The input →
────────

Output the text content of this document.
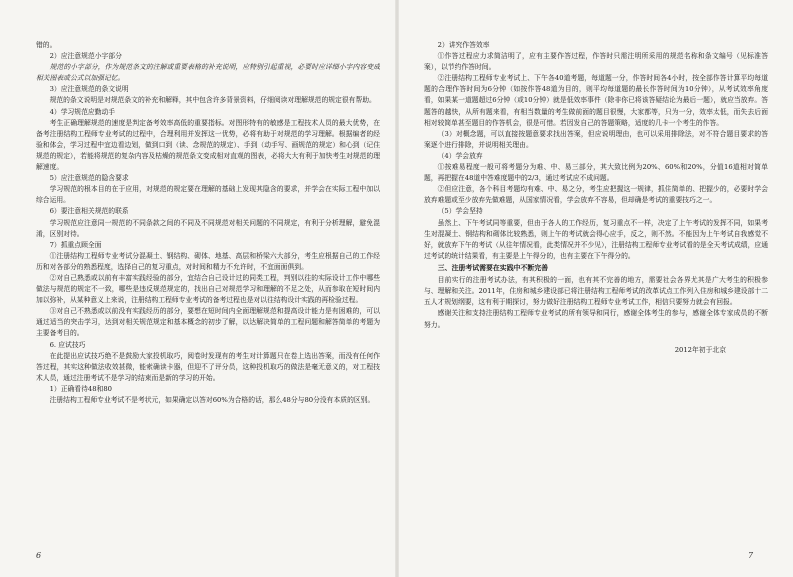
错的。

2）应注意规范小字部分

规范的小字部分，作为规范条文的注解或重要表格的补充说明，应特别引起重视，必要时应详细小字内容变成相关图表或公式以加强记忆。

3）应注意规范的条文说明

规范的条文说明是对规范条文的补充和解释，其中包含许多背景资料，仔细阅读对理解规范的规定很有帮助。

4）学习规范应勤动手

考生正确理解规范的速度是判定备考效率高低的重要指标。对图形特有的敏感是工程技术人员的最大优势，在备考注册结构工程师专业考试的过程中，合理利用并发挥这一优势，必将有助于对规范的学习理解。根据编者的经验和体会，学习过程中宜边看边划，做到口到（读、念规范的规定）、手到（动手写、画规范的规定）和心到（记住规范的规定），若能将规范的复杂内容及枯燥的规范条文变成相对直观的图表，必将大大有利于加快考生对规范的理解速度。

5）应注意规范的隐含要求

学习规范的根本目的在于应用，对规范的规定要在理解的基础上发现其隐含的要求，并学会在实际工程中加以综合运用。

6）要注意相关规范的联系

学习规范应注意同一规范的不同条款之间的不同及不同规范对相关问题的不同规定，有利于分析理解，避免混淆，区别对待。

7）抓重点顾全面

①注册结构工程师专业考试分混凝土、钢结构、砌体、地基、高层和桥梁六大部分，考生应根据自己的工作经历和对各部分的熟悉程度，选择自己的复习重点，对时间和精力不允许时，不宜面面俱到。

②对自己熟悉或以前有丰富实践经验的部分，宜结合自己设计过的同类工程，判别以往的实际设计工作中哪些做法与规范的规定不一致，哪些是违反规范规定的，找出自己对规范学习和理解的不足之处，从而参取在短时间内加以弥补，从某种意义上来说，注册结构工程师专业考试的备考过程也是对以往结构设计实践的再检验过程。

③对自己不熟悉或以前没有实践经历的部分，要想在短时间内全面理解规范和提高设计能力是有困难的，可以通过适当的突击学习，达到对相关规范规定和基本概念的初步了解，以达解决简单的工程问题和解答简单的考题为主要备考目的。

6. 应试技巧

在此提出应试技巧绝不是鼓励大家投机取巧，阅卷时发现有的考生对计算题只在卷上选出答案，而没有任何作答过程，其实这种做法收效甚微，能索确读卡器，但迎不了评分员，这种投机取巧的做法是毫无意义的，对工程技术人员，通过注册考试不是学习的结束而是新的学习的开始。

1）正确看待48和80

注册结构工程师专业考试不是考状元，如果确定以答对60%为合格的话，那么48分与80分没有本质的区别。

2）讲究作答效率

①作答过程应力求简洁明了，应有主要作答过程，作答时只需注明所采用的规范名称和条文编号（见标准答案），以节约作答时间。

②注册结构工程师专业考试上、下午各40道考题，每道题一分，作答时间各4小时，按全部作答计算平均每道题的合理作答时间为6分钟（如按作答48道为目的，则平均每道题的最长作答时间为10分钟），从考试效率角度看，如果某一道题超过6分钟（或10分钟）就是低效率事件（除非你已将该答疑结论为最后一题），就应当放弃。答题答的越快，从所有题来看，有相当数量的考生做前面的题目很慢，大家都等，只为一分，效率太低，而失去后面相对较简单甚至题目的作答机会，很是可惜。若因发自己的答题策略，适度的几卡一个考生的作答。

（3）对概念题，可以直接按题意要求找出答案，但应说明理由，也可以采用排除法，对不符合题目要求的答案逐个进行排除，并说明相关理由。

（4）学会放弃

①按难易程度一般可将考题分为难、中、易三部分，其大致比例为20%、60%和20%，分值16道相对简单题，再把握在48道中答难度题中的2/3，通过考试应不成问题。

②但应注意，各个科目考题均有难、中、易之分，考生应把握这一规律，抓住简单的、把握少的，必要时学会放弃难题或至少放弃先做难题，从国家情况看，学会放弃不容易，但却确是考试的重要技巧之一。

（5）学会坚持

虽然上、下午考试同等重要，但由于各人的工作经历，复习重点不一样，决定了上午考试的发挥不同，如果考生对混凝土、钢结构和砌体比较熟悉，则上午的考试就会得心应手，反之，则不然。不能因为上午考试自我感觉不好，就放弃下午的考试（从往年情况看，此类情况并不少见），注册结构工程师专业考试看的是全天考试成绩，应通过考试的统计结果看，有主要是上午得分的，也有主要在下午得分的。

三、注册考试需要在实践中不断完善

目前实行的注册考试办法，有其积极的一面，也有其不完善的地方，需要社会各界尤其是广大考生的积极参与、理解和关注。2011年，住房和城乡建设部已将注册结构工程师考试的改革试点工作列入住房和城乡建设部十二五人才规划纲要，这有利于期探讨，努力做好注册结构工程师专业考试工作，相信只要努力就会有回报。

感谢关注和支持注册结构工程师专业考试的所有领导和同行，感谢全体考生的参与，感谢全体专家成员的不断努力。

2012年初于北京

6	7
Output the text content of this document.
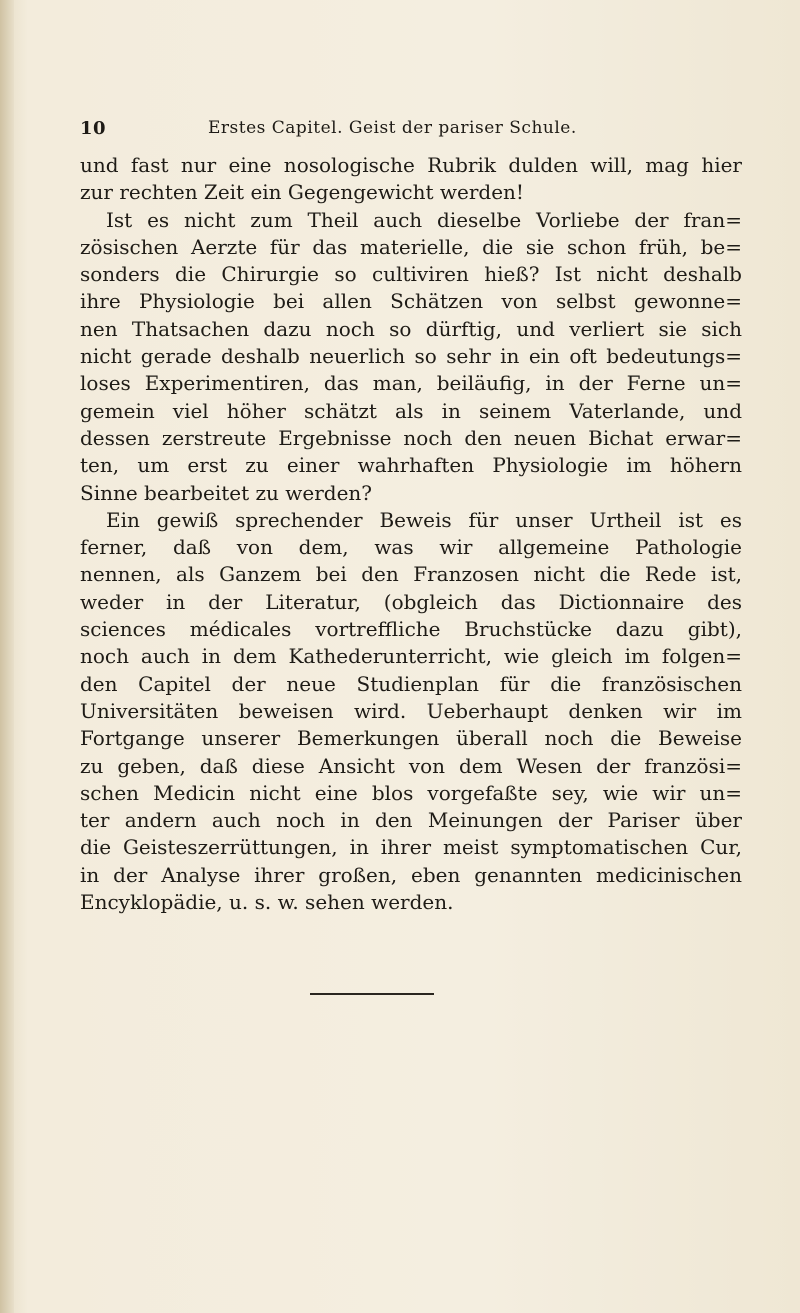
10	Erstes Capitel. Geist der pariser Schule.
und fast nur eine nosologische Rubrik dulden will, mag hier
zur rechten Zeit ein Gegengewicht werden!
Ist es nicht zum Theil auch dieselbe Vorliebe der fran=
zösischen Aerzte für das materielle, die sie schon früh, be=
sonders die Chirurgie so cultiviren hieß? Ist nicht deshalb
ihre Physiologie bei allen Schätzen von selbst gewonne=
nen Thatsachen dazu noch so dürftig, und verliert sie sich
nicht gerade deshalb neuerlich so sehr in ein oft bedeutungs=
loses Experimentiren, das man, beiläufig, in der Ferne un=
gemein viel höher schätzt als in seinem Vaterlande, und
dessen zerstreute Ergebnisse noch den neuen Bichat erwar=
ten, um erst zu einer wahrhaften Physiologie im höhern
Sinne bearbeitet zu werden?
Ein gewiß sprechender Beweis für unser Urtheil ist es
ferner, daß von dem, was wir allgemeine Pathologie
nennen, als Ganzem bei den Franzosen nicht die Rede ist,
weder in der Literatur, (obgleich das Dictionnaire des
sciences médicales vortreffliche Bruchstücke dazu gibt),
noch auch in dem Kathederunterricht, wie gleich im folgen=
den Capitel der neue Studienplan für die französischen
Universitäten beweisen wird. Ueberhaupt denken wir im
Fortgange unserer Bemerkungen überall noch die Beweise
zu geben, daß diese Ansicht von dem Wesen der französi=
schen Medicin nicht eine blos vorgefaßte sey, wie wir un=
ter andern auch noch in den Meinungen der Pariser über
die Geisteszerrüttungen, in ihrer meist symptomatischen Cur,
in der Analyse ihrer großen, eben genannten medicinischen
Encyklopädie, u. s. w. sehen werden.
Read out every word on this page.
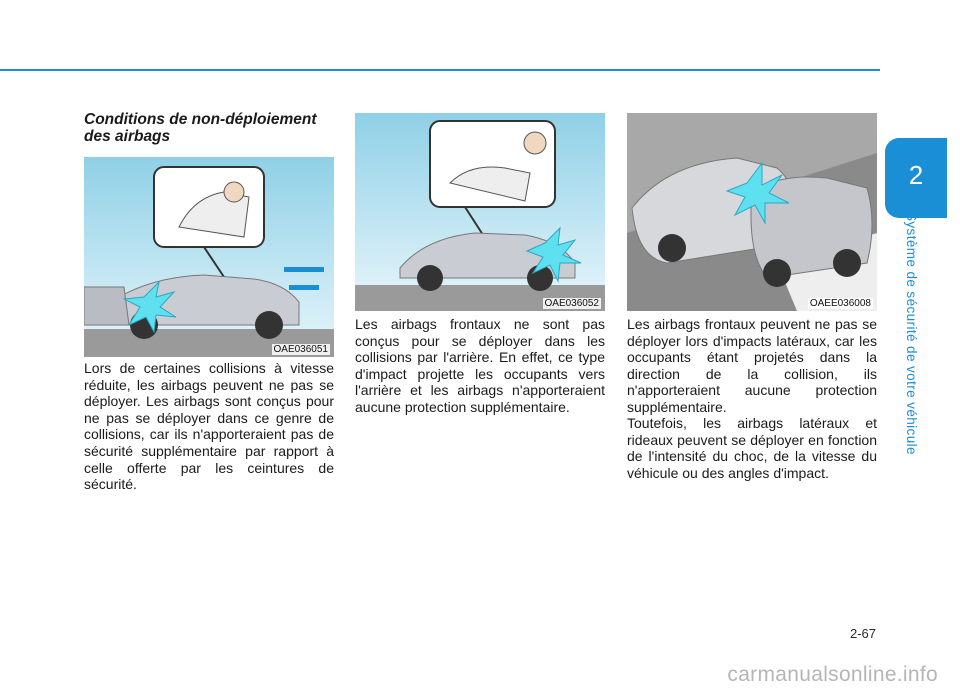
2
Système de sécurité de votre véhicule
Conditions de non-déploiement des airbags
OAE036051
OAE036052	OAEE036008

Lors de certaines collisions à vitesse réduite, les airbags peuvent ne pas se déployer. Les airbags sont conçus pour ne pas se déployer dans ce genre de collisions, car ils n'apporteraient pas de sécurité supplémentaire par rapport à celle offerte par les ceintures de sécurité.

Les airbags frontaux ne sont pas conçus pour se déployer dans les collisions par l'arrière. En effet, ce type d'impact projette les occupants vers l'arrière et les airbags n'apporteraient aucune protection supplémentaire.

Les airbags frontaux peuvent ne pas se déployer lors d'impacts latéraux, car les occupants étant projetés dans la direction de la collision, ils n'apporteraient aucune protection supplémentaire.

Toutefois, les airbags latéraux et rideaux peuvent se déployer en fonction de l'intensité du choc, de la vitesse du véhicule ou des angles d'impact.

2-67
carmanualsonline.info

────────

Repeat the data in full and exactly. Omit pictures.

Reply →
Output the text content of this document.
错的。

2）应注意规范小字部分

规范的小字部分，作为规范条文的注解或重要表格的补充说明，应特别引起重视，必要时应详细小字内容变成相关图表或公式以加强记忆。

3）应注意规范的条文说明

规范的条文说明是对规范条文的补充和解释，其中包含许多背景资料，仔细阅读对理解规范的规定很有帮助。

4）学习规范应勤动手

考生正确理解规范的速度是判定备考效率高低的重要指标。对图形特有的敏感是工程技术人员的最大优势，在备考注册结构工程师专业考试的过程中，合理利用并发挥这一优势，必将有助于对规范的学习理解。根据编者的经验和体会，学习过程中宜边看边划，做到口到（读、念规范的规定）、手到（动手写、画规范的规定）和心到（记住规范的规定），若能将规范的复杂内容及枯燥的规范条文变成相对直观的图表，必将大大有利于加快考生对规范的理解速度。

5）应注意规范的隐含要求

学习规范的根本目的在于应用，对规范的规定要在理解的基础上发现其隐含的要求，并学会在实际工程中加以综合运用。

6）要注意相关规范的联系

学习规范应注意同一规范的不同条款之间的不同及不同规范对相关问题的不同规定，有利于分析理解，避免混淆，区别对待。

7）抓重点顾全面

①注册结构工程师专业考试分混凝土、钢结构、砌体、地基、高层和桥梁六大部分，考生应根据自己的工作经历和对各部分的熟悉程度，选择自己的复习重点，对时间和精力不允许时，不宜面面俱到。

②对自己熟悉或以前有丰富实践经验的部分，宜结合自己设计过的同类工程，判别以往的实际设计工作中哪些做法与规范的规定不一致，哪些是违反规范规定的，找出自己对规范学习和理解的不足之处，从而参取在短时间内加以弥补，从某种意义上来说，注册结构工程师专业考试的备考过程也是对以往结构设计实践的再检验过程。

③对自己不熟悉或以前没有实践经历的部分，要想在短时间内全面理解规范和提高设计能力是有困难的，可以通过适当的突击学习，达到对相关规范规定和基本概念的初步了解，以达解决简单的工程问题和解答简单的考题为主要备考目的。

6. 应试技巧

在此提出应试技巧绝不是鼓励大家投机取巧，阅卷时发现有的考生对计算题只在卷上选出答案，而没有任何作答过程，其实这种做法收效甚微，能索确读卡器，但迎不了评分员，这种投机取巧的做法是毫无意义的，对工程技术人员，通过注册考试不是学习的结束而是新的学习的开始。

1）正确看待48和80

注册结构工程师专业考试不是考状元，如果确定以答对60%为合格的话，那么48分与80分没有本质的区别。

2）讲究作答效率

①作答过程应力求简洁明了，应有主要作答过程，作答时只需注明所采用的规范名称和条文编号（见标准答案），以节约作答时间。

②注册结构工程师专业考试上、下午各40道考题，每道题一分，作答时间各4小时，按全部作答计算平均每道题的合理作答时间为6分钟（如按作答48道为目的，则平均每道题的最长作答时间为10分钟），从考试效率角度看，如果某一道题超过6分钟（或10分钟）就是低效率事件（除非你已将该答疑结论为最后一题），就应当放弃。答题答的越快，从所有题来看，有相当数量的考生做前面的题目很慢，大家都等，只为一分，效率太低，而失去后面相对较简单甚至题目的作答机会，很是可惜。若因发自己的答题策略，适度的几卡一个考生的作答。

（3）对概念题，可以直接按题意要求找出答案，但应说明理由，也可以采用排除法，对不符合题目要求的答案逐个进行排除，并说明相关理由。

（4）学会放弃

①按难易程度一般可将考题分为难、中、易三部分，其大致比例为20%、60%和20%，分值16道相对简单题，再把握在48道中答难度题中的2/3，通过考试应不成问题。

②但应注意，各个科目考题均有难、中、易之分，考生应把握这一规律，抓住简单的、把握少的，必要时学会放弃难题或至少放弃先做难题，从国家情况看，学会放弃不容易，但却确是考试的重要技巧之一。

（5）学会坚持

虽然上、下午考试同等重要，但由于各人的工作经历，复习重点不一样，决定了上午考试的发挥不同，如果考生对混凝土、钢结构和砌体比较熟悉，则上午的考试就会得心应手，反之，则不然。不能因为上午考试自我感觉不好，就放弃下午的考试（从往年情况看，此类情况并不少见），注册结构工程师专业考试看的是全天考试成绩，应通过考试的统计结果看，有主要是上午得分的，也有主要在下午得分的。

三、注册考试需要在实践中不断完善

目前实行的注册考试办法，有其积极的一面，也有其不完善的地方，需要社会各界尤其是广大考生的积极参与、理解和关注。2011年，住房和城乡建设部已将注册结构工程师考试的改革试点工作列入住房和城乡建设部十二五人才规划纲要，这有利于期探讨，努力做好注册结构工程师专业考试工作，相信只要努力就会有回报。

感谢关注和支持注册结构工程师专业考试的所有领导和同行，感谢全体考生的参与，感谢全体专家成员的不断努力。

2012年初于北京

6	7
Output the text content of this document.
10	Erstes Capitel. Geist der pariser Schule.
und fast nur eine nosologische Rubrik dulden will, mag hier
zur rechten Zeit ein Gegengewicht werden!
Ist es nicht zum Theil auch dieselbe Vorliebe der fran=
zösischen Aerzte für das materielle, die sie schon früh, be=
sonders die Chirurgie so cultiviren hieß? Ist nicht deshalb
ihre Physiologie bei allen Schätzen von selbst gewonne=
nen Thatsachen dazu noch so dürftig, und verliert sie sich
nicht gerade deshalb neuerlich so sehr in ein oft bedeutungs=
loses Experimentiren, das man, beiläufig, in der Ferne un=
gemein viel höher schätzt als in seinem Vaterlande, und
dessen zerstreute Ergebnisse noch den neuen Bichat erwar=
ten, um erst zu einer wahrhaften Physiologie im höhern
Sinne bearbeitet zu werden?
Ein gewiß sprechender Beweis für unser Urtheil ist es
ferner, daß von dem, was wir allgemeine Pathologie
nennen, als Ganzem bei den Franzosen nicht die Rede ist,
weder in der Literatur, (obgleich das Dictionnaire des
sciences médicales vortreffliche Bruchstücke dazu gibt),
noch auch in dem Kathederunterricht, wie gleich im folgen=
den Capitel der neue Studienplan für die französischen
Universitäten beweisen wird. Ueberhaupt denken wir im
Fortgange unserer Bemerkungen überall noch die Beweise
zu geben, daß diese Ansicht von dem Wesen der französi=
schen Medicin nicht eine blos vorgefaßte sey, wie wir un=
ter andern auch noch in den Meinungen der Pariser über
die Geisteszerrüttungen, in ihrer meist symptomatischen Cur,
in der Analyse ihrer großen, eben genannten medicinischen
Encyklopädie, u. s. w. sehen werden.
Read out every word on this page.
2
Système de sécurité de votre véhicule
Conditions de non-déploiement des airbags
OAE036051
OAE036052	OAEE036008

Lors de certaines collisions à vitesse réduite, les airbags peuvent ne pas se déployer. Les airbags sont conçus pour ne pas se déployer dans ce genre de collisions, car ils n'apporteraient pas de sécurité supplémentaire par rapport à celle offerte par les ceintures de sécurité.

Les airbags frontaux ne sont pas conçus pour se déployer dans les collisions par l'arrière. En effet, ce type d'impact projette les occupants vers l'arrière et les airbags n'apporteraient aucune protection supplémentaire.

Les airbags frontaux peuvent ne pas se déployer lors d'impacts latéraux, car les occupants étant projetés dans la direction de la collision, ils n'apporteraient aucune protection supplémentaire.

Toutefois, les airbags latéraux et rideaux peuvent se déployer en fonction de l'intensité du choc, de la vitesse du véhicule ou des angles d'impact.

2-67
carmanualsonline.info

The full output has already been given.